▸ **CHALLENGE**
Print the complete set of entries exactly.

------ RECORD SET ------

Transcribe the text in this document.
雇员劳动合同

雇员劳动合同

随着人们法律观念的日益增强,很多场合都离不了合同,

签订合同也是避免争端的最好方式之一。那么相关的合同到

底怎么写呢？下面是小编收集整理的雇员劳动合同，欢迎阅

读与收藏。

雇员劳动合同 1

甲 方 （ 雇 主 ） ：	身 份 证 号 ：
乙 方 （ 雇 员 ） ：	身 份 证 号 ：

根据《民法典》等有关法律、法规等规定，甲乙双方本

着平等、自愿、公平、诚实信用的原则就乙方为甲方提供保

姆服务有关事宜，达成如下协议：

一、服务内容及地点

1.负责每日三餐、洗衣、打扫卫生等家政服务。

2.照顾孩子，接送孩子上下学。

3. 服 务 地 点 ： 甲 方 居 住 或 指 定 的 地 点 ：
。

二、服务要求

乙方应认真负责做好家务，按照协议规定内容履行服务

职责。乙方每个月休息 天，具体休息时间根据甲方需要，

------

▸ **ANSWER**
Transcribe the text in this document.
雇员劳动合同

雇员劳动合同

随着人们法律观念的日益增强,很多场合都离不了合同,

签订合同也是避免争端的最好方式之一。那么相关的合同到

底怎么写呢？下面是小编收集整理的雇员劳动合同，欢迎阅

读与收藏。

雇员劳动合同 1

甲 方 （ 雇 主 ） ：	身 份 证 号 ：
乙 方 （ 雇 员 ） ：	身 份 证 号 ：

根据《民法典》等有关法律、法规等规定，甲乙双方本

着平等、自愿、公平、诚实信用的原则就乙方为甲方提供保

姆服务有关事宜，达成如下协议：

一、服务内容及地点

1.负责每日三餐、洗衣、打扫卫生等家政服务。

2.照顾孩子，接送孩子上下学。

3. 服 务 地 点 ： 甲 方 居 住 或 指 定 的 地 点 ：
。

二、服务要求

乙方应认真负责做好家务，按照协议规定内容履行服务

职责。乙方每个月休息 天，具体休息时间根据甲方需要，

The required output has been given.